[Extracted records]
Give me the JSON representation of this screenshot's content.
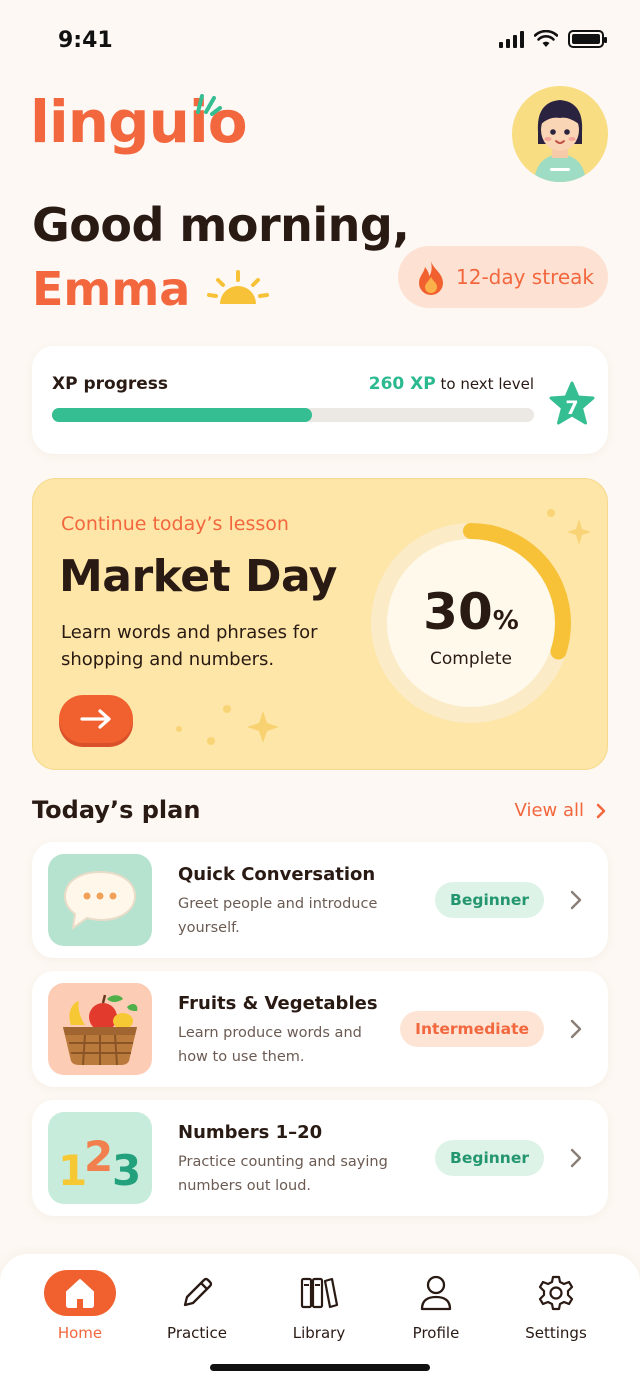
{
  "status_bar": {
    "time": "9:41"
  },
  "app": {
    "logo": "linguio"
  },
  "greeting": {
    "line1": "Good morning,",
    "name": "Emma"
  },
  "streak": {
    "label": "12-day streak"
  },
  "xp": {
    "title": "XP progress",
    "value": "260 XP",
    "suffix": "to next level",
    "progress": 0.54,
    "level": "7"
  },
  "lesson": {
    "eyebrow": "Continue today’s lesson",
    "title": "Market Day",
    "description": "Learn words and phrases for shopping and numbers.",
    "percent": "30",
    "percent_sign": "%",
    "percent_label": "Complete",
    "progress": 0.3
  },
  "plan": {
    "title": "Today’s plan",
    "view_all": "View all",
    "items": [
      {
        "title": "Quick Conversation",
        "description": "Greet people and introduce yourself.",
        "level": "Beginner",
        "icon": "speech-bubble-icon"
      },
      {
        "title": "Fruits & Vegetables",
        "description": "Learn produce words and how to use them.",
        "level": "Intermediate",
        "icon": "fruit-basket-icon"
      },
      {
        "title": "Numbers 1–20",
        "description": "Practice counting and saying numbers out loud.",
        "level": "Beginner",
        "icon": "numbers-123-icon"
      }
    ]
  },
  "tabs": [
    {
      "label": "Home",
      "icon": "home-icon",
      "active": true
    },
    {
      "label": "Practice",
      "icon": "pencil-icon"
    },
    {
      "label": "Library",
      "icon": "books-icon"
    },
    {
      "label": "Profile",
      "icon": "person-icon"
    },
    {
      "label": "Settings",
      "icon": "gear-icon"
    }
  ],
  "colors": {
    "accent": "#f2673e",
    "green": "#36be93",
    "lesson_bg": "#fde6a8",
    "ring": "#f7c238"
  }
}
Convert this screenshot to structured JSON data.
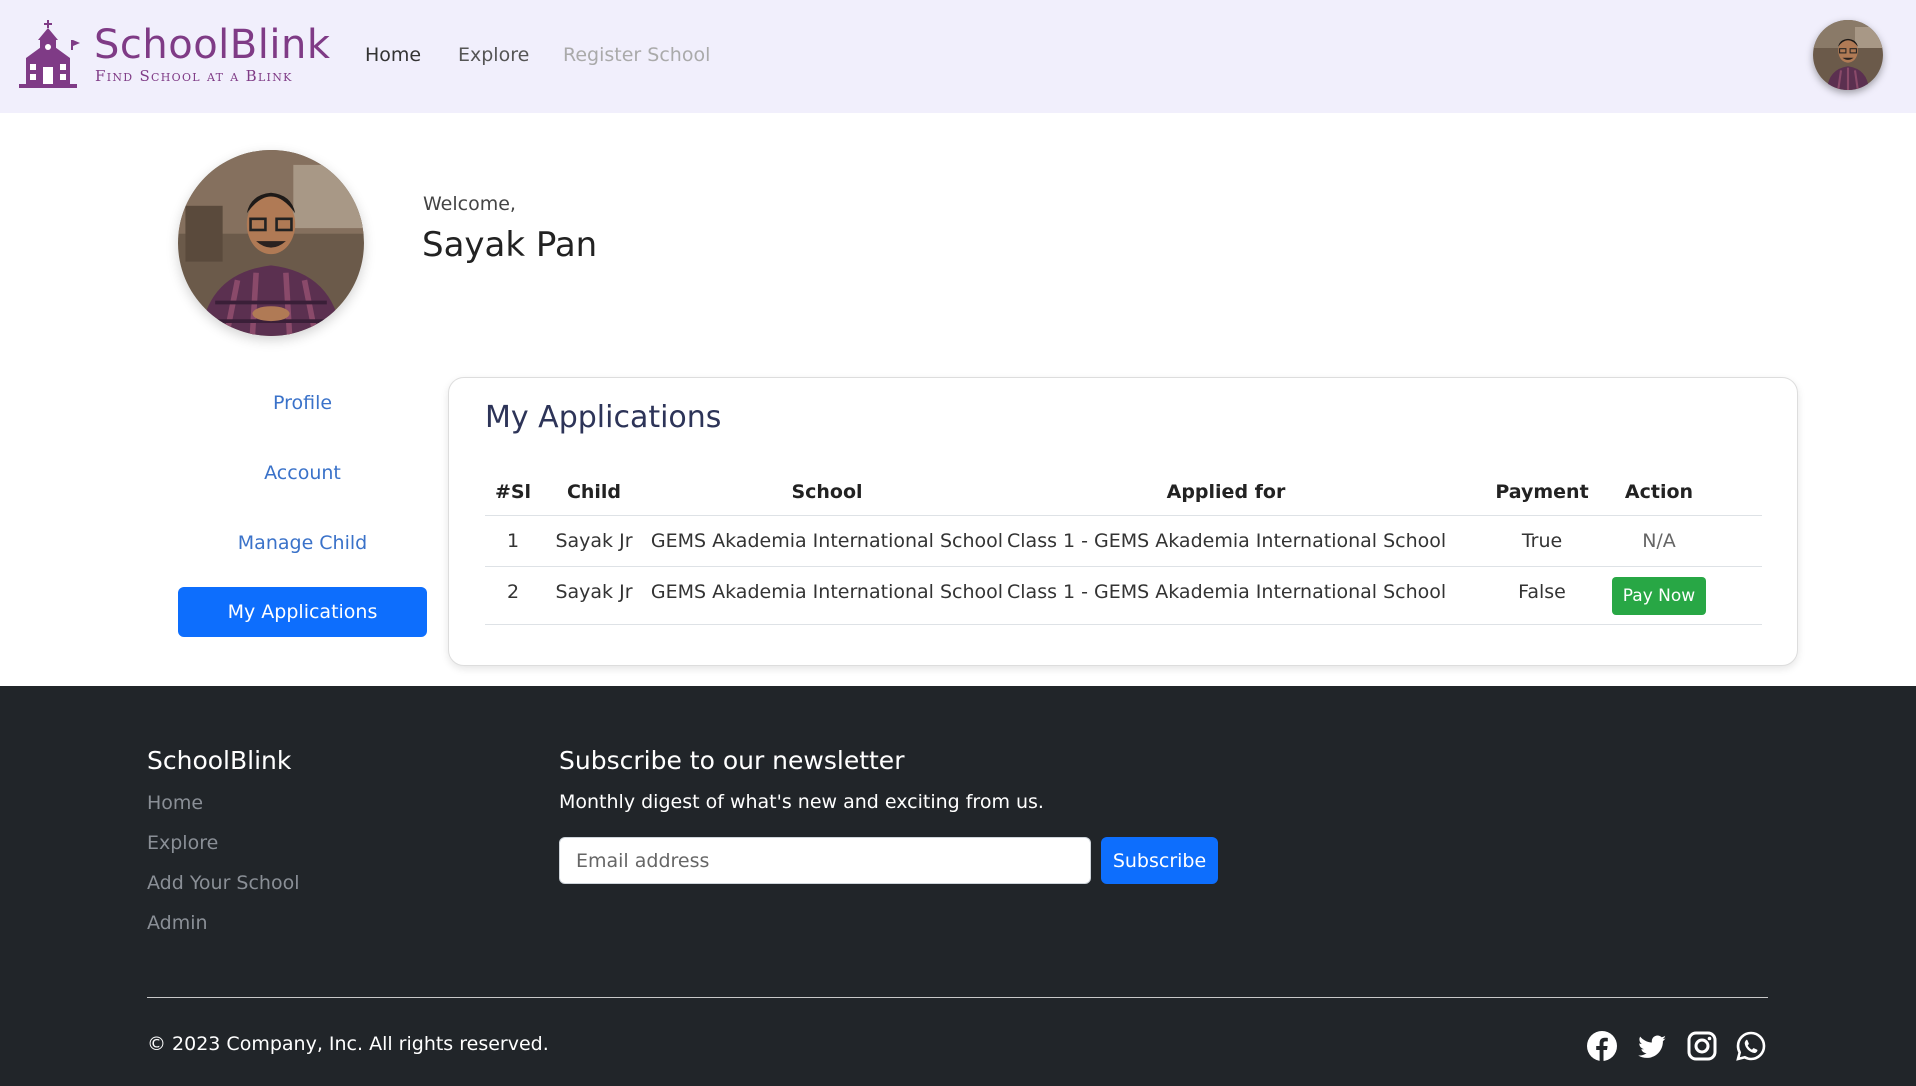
{
  "header": {
    "logo_title": "SchoolBlink",
    "logo_tagline": "Find School at a Blink",
    "nav": {
      "home": "Home",
      "explore": "Explore",
      "register": "Register School"
    },
    "brand_color": "#7f3b86",
    "background": "#f1effc"
  },
  "profile": {
    "welcome": "Welcome,",
    "name": "Sayak Pan"
  },
  "sidebar": {
    "items": [
      {
        "label": "Profile"
      },
      {
        "label": "Account"
      },
      {
        "label": "Manage Child"
      },
      {
        "label": "My Applications",
        "active": true
      }
    ]
  },
  "applications": {
    "title": "My Applications",
    "columns": [
      "#Sl",
      "Child",
      "School",
      "Applied for",
      "Payment",
      "Action"
    ],
    "rows": [
      {
        "sl": "1",
        "child": "Sayak Jr",
        "school": "GEMS Akademia International School",
        "applied_for": "Class 1 - GEMS Akademia International School",
        "payment": "True",
        "action": "N/A"
      },
      {
        "sl": "2",
        "child": "Sayak Jr",
        "school": "GEMS Akademia International School",
        "applied_for": "Class 1 - GEMS Akademia International School",
        "payment": "False",
        "action": "Pay Now"
      }
    ]
  },
  "footer": {
    "brand": "SchoolBlink",
    "links": [
      "Home",
      "Explore",
      "Add Your School",
      "Admin"
    ],
    "newsletter": {
      "title": "Subscribe to our newsletter",
      "description": "Monthly digest of what's new and exciting from us.",
      "email_placeholder": "Email address",
      "subscribe_label": "Subscribe"
    },
    "copyright": "© 2023 Company, Inc. All rights reserved.",
    "social_icons": [
      "facebook-icon",
      "twitter-icon",
      "instagram-icon",
      "whatsapp-icon"
    ],
    "background": "#212529"
  },
  "colors": {
    "primary": "#0d6efd",
    "success": "#28a745",
    "link": "#3a72c9"
  }
}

> WHAT IS EXPECTED
Select every line of the material above holding the word "Practice" and copy it.

> TASK SOLUTION
        "description": "Practice counting and saying numbers out loud.",
      "label": "Practice",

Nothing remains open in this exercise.